## Records provided
=-=-=

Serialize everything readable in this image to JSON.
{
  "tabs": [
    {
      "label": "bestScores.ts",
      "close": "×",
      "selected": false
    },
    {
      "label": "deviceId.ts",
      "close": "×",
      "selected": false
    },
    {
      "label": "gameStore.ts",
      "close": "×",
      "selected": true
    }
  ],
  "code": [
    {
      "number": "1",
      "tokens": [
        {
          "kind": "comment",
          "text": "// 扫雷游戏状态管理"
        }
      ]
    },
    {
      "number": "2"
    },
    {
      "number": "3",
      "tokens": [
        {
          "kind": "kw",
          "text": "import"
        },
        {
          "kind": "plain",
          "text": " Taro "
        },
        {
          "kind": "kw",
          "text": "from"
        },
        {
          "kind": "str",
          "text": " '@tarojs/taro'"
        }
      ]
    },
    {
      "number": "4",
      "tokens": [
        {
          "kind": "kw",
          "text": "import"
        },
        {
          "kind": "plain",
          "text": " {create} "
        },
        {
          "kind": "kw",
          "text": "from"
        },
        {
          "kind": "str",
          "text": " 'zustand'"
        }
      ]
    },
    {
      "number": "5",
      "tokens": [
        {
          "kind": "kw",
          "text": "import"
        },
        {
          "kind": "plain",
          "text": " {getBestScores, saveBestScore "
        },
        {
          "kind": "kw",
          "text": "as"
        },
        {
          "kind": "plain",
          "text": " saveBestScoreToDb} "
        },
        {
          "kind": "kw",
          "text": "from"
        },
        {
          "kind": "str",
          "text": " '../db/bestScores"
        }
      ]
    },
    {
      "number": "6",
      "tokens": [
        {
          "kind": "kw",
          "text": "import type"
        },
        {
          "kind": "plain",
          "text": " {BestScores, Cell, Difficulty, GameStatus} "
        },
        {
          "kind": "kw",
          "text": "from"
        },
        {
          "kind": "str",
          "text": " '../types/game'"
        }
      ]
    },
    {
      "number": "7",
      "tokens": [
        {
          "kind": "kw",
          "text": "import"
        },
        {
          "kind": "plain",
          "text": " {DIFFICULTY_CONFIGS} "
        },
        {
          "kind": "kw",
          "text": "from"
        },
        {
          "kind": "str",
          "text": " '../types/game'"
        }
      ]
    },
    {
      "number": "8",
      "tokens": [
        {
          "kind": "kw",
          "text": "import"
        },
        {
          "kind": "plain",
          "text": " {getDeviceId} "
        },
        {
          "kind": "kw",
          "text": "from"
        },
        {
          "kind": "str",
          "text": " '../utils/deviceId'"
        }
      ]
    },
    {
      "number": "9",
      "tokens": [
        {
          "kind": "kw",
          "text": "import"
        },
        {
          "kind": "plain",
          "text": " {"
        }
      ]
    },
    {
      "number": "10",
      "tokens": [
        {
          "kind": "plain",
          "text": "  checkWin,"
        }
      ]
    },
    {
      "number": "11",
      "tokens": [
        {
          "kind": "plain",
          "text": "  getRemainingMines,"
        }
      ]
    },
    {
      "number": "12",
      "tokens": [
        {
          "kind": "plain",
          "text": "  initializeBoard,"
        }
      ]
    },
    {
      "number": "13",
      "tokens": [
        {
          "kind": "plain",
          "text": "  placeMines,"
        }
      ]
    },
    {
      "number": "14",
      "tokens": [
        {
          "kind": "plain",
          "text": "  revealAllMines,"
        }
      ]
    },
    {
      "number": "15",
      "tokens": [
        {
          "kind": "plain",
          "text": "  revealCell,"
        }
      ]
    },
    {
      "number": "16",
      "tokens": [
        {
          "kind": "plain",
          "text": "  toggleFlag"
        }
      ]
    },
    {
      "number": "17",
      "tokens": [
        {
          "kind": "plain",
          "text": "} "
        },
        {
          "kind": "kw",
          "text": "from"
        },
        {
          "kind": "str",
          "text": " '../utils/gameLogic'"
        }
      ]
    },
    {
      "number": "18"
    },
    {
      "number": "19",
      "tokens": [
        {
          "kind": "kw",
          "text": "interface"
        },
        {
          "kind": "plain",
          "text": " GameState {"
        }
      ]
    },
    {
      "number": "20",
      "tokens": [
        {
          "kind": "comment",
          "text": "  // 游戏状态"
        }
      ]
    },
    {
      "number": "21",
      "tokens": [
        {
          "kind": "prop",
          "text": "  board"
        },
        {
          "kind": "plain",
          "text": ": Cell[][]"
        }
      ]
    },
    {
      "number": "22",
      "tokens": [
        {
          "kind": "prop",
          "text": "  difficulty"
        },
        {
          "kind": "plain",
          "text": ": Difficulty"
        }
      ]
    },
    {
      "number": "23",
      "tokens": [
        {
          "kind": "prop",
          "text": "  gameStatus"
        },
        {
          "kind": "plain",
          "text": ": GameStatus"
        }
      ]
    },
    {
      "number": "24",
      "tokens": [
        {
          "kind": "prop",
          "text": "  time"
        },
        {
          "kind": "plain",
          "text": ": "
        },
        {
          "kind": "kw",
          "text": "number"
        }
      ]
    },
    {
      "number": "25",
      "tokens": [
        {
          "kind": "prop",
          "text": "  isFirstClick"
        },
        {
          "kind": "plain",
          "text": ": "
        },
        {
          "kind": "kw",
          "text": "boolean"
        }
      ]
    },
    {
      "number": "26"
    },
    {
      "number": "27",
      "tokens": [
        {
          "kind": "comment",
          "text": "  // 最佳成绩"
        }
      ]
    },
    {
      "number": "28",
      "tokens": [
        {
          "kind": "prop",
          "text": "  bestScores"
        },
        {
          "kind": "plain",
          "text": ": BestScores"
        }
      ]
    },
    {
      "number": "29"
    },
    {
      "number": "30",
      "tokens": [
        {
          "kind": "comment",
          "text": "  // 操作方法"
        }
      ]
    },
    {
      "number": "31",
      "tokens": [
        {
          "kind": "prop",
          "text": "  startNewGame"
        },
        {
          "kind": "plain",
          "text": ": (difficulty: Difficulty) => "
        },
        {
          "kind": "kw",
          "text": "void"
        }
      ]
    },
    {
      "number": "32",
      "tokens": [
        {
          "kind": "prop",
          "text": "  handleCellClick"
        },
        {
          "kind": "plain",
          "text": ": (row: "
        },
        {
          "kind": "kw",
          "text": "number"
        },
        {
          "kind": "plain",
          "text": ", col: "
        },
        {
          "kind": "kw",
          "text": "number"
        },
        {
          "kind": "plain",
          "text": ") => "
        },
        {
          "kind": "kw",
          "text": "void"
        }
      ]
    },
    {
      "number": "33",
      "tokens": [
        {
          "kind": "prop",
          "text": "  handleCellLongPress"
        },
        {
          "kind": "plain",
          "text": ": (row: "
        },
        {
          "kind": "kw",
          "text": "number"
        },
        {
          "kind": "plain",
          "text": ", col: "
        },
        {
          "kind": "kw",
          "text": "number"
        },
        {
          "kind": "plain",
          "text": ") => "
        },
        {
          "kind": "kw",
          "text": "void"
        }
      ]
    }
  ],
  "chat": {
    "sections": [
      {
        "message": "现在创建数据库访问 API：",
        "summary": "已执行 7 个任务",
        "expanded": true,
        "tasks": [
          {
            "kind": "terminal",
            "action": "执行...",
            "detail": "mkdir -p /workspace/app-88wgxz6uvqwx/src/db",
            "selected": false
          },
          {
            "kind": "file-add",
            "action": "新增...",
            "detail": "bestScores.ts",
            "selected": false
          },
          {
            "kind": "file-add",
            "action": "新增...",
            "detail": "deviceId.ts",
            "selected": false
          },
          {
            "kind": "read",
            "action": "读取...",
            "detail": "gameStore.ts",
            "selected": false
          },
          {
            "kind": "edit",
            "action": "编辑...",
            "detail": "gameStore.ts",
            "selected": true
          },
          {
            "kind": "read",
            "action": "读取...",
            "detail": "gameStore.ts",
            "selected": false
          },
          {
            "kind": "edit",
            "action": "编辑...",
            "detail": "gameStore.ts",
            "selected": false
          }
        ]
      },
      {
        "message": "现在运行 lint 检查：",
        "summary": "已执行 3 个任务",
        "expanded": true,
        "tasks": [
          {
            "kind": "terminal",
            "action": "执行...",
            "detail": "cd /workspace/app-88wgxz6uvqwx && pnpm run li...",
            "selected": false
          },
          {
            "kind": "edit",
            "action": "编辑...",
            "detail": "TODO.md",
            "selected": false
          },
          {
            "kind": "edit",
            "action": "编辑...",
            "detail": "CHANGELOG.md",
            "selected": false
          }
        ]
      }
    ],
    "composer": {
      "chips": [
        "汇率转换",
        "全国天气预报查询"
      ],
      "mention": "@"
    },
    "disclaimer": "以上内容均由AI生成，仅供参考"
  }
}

=-=-=

## Your instructions
Take every line that includes the string "workspace" and copy it.

## Result
            "detail": "mkdir -p /workspace/app-88wgxz6uvqwx/src/db",
            "detail": "cd /workspace/app-88wgxz6uvqwx && pnpm run li...",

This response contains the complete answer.